>>>

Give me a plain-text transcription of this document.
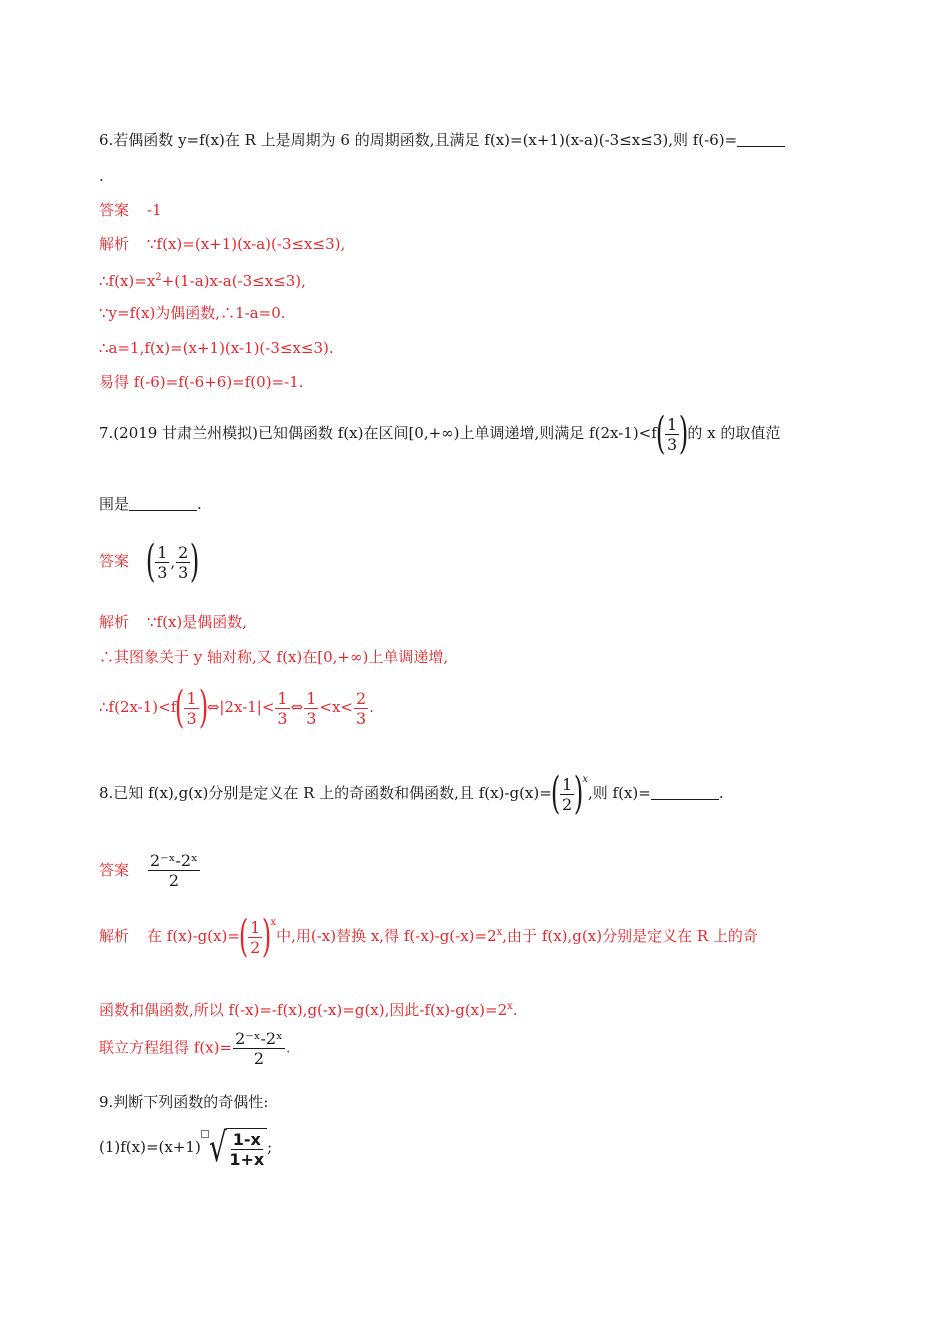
6.若偶函数 y=f(x)在 R 上是周期为 6 的周期函数,且满足 f(x)=(x+1)(x-a)(-3≤x≤3),则 f(-6)=
.
答案 -1
解析 ∵f(x)=(x+1)(x-a)(-3≤x≤3),
$\therefore f(x)=x^2+(1-a)x-a(-3\le x\le 3)$,
∵y=f(x)为偶函数,∴1-a=0.
∴a=1,f(x)=(x+1)(x-1)(-3≤x≤3).
易得 f(-6)=f(-6+6)=f(0)=-1.
7.(2019 甘肃兰州模拟)已知偶函数 f(x)在区间[0,+∞)上单调递增,则满足 f(2x-1)<f
( $\frac{1}{3}$ )
的 x 的取值范
围是	.
答案 ( $\frac{1}{3}$ , $\frac{2}{3}$ )
解析 ∵f(x)是偶函数,
∴其图象关于 y 轴对称,又 f(x)在[0,+∞)上单调递增,
∴f(2x-1)<f
( $\frac{1}{3}$ )
⇔|2x-1|< $\frac{1}{3}$ ⇔ $\frac{1}{3} <x< \frac{2}{3}$ .
8.已知 f(x),g(x)分别是定义在 R 上的奇函数和偶函数,且 f(x)-g(x)=
( $\frac{1}{2}$ )
$^x$,则 f(x)=	.
答案 $\frac{\text{2⁻ˣ-2ˣ}}{2}$
解析 在 f(x)-g(x)=
( $\frac{1}{2}$ )
$^x$中,用(-x)替换 x,得 $f(-x)-g(-x)=2^x$,由于 f(x),g(x)分别是定义在 R 上的奇
函数和偶函数,所以 f(-x)=-f(x),g(-x)=g(x),因此$-f(x)-g(x)=2^x$.
联立方程组得 $f(x)= \frac{\text{2⁻ˣ-2ˣ}}{2}$ .
9.判断下列函数的奇偶性:
(1)f(x)=(x+1) √ $\frac{1-x}{1+x}$ ;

<<<

Read through the entries and copy each line in which "上单调递增" appears.

* **SOLUTION TO THE EXERCISE**:
7.(2019 甘肃兰州模拟)已知偶函数 f(x)在区间[0,+∞)上单调递增,则满足 f(2x-1)<f
∴其图象关于 y 轴对称,又 f(x)在[0,+∞)上单调递增,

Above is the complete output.